Where a line below holds the string "text", copy that line.

───── GIVEN ENTRIES

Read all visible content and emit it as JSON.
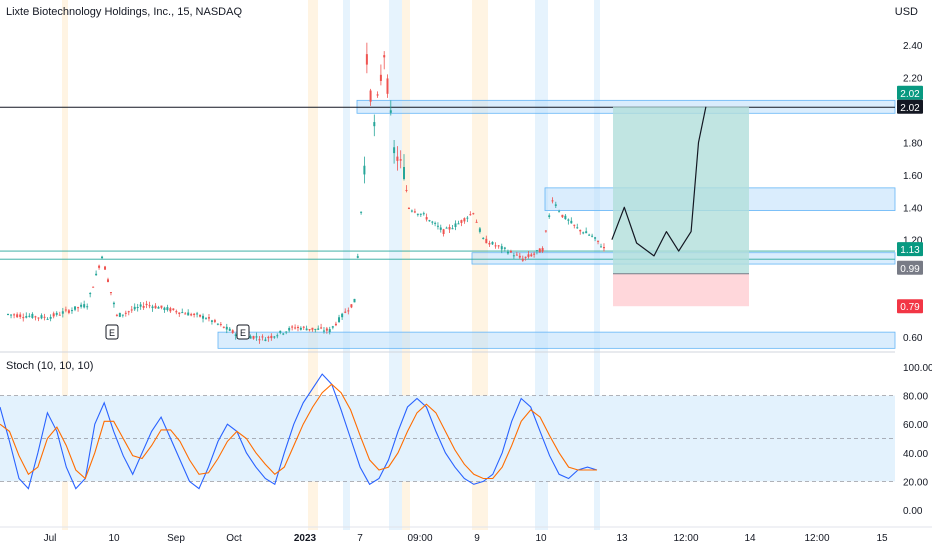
{
  "header": {
    "title": "Lixte Biotechnology Holdings, Inc., 15, NASDAQ",
    "currency": "USD"
  },
  "indicator": {
    "title": "Stoch (10, 10, 10)"
  },
  "colors": {
    "up": "#26a69a",
    "down": "#ef5350",
    "zone_fill": "#bbdefb",
    "zone_stroke": "#64b5f6",
    "stoch_k": "#2962ff",
    "stoch_d": "#ff6d00",
    "stoch_band": "#e3f2fd",
    "profit": "#b2dfdb",
    "loss": "#ffcdd2"
  },
  "price_axis": {
    "ticks": [
      "2.40",
      "2.20",
      "1.80",
      "1.60",
      "1.40",
      "1.20",
      "0.60"
    ],
    "badges": [
      {
        "text": "2.02",
        "bg": "#089981"
      },
      {
        "text": "2.02",
        "bg": "#131722"
      },
      {
        "text": "1.13",
        "bg": "#089981"
      },
      {
        "text": "0.99",
        "bg": "#787b86"
      },
      {
        "text": "0.79",
        "bg": "#f23645"
      }
    ]
  },
  "stoch_axis": {
    "ticks": [
      "100.00",
      "80.00",
      "60.00",
      "40.00",
      "20.00",
      "0.00"
    ]
  },
  "time_axis": {
    "labels": [
      "Jul",
      "10",
      "Sep",
      "Oct",
      "2023",
      "7",
      "09:00",
      "9",
      "10",
      "13",
      "12:00",
      "14",
      "12:00",
      "15"
    ]
  },
  "earnings_markers": [
    "E",
    "E"
  ],
  "chart_data": [
    {
      "type": "candlestick",
      "title": "Lixte Biotechnology Holdings, Inc., 15, NASDAQ",
      "ylabel": "USD",
      "ylim": [
        0.5,
        2.6
      ],
      "horizontal_lines": [
        2.02,
        1.13,
        1.08
      ],
      "zones": [
        {
          "low": 1.98,
          "high": 2.06
        },
        {
          "low": 1.38,
          "high": 1.52
        },
        {
          "low": 1.05,
          "high": 1.12
        },
        {
          "low": 0.53,
          "high": 0.63
        }
      ],
      "position": {
        "entry": 0.99,
        "target": 2.02,
        "stop": 0.79
      },
      "price_path": [
        {
          "x": 0.0,
          "y": 0.74
        },
        {
          "x": 0.08,
          "y": 0.72
        },
        {
          "x": 0.16,
          "y": 0.8
        },
        {
          "x": 0.19,
          "y": 1.1
        },
        {
          "x": 0.22,
          "y": 0.73
        },
        {
          "x": 0.28,
          "y": 0.8
        },
        {
          "x": 0.34,
          "y": 0.76
        },
        {
          "x": 0.4,
          "y": 0.72
        },
        {
          "x": 0.46,
          "y": 0.62
        },
        {
          "x": 0.52,
          "y": 0.59
        },
        {
          "x": 0.58,
          "y": 0.66
        },
        {
          "x": 0.65,
          "y": 0.64
        },
        {
          "x": 0.7,
          "y": 0.82
        },
        {
          "x": 0.72,
          "y": 1.65
        },
        {
          "x": 0.725,
          "y": 2.3
        },
        {
          "x": 0.74,
          "y": 1.9
        },
        {
          "x": 0.76,
          "y": 2.35
        },
        {
          "x": 0.78,
          "y": 1.75
        },
        {
          "x": 0.8,
          "y": 1.62
        },
        {
          "x": 0.81,
          "y": 1.4
        },
        {
          "x": 0.84,
          "y": 1.35
        },
        {
          "x": 0.88,
          "y": 1.25
        },
        {
          "x": 0.91,
          "y": 1.3
        },
        {
          "x": 0.94,
          "y": 1.37
        },
        {
          "x": 0.96,
          "y": 1.2
        },
        {
          "x": 1.01,
          "y": 1.13
        },
        {
          "x": 1.04,
          "y": 1.08
        },
        {
          "x": 1.08,
          "y": 1.14
        },
        {
          "x": 1.1,
          "y": 1.45
        },
        {
          "x": 1.12,
          "y": 1.35
        },
        {
          "x": 1.15,
          "y": 1.27
        },
        {
          "x": 1.18,
          "y": 1.22
        },
        {
          "x": 1.21,
          "y": 1.13
        }
      ],
      "projection": [
        {
          "x": 1.22,
          "y": 1.2
        },
        {
          "x": 1.245,
          "y": 1.4
        },
        {
          "x": 1.27,
          "y": 1.18
        },
        {
          "x": 1.305,
          "y": 1.1
        },
        {
          "x": 1.33,
          "y": 1.25
        },
        {
          "x": 1.355,
          "y": 1.13
        },
        {
          "x": 1.38,
          "y": 1.25
        },
        {
          "x": 1.395,
          "y": 1.8
        },
        {
          "x": 1.41,
          "y": 2.02
        }
      ]
    },
    {
      "type": "line",
      "title": "Stoch (10, 10, 10)",
      "ylim": [
        0,
        100
      ],
      "band": [
        20,
        80
      ],
      "series": [
        {
          "values": [
            72,
            48,
            22,
            15,
            40,
            68,
            55,
            30,
            15,
            22,
            60,
            75,
            55,
            38,
            25,
            40,
            55,
            65,
            50,
            35,
            20,
            15,
            30,
            48,
            60,
            55,
            40,
            30,
            22,
            18,
            40,
            60,
            75,
            85,
            95,
            88,
            70,
            50,
            30,
            18,
            22,
            35,
            55,
            72,
            78,
            72,
            55,
            40,
            30,
            22,
            18,
            20,
            25,
            40,
            62,
            78,
            72,
            55,
            38,
            25,
            22,
            28,
            30,
            28
          ]
        },
        {
          "values": [
            60,
            55,
            38,
            25,
            30,
            50,
            58,
            45,
            28,
            22,
            40,
            62,
            62,
            50,
            38,
            36,
            45,
            56,
            56,
            48,
            35,
            25,
            26,
            36,
            48,
            55,
            50,
            40,
            32,
            25,
            30,
            45,
            60,
            72,
            82,
            88,
            82,
            70,
            52,
            35,
            28,
            30,
            40,
            55,
            68,
            74,
            68,
            55,
            42,
            32,
            25,
            22,
            22,
            30,
            45,
            62,
            70,
            65,
            52,
            40,
            30,
            28,
            28,
            28
          ]
        }
      ]
    }
  ]
}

──────────

▶ _SOLUTION FOR THIS PROBLEM_:
        "text": "2.02",
        "text": "2.02",
        "text": "1.13",
        "text": "0.99",
        "text": "0.79",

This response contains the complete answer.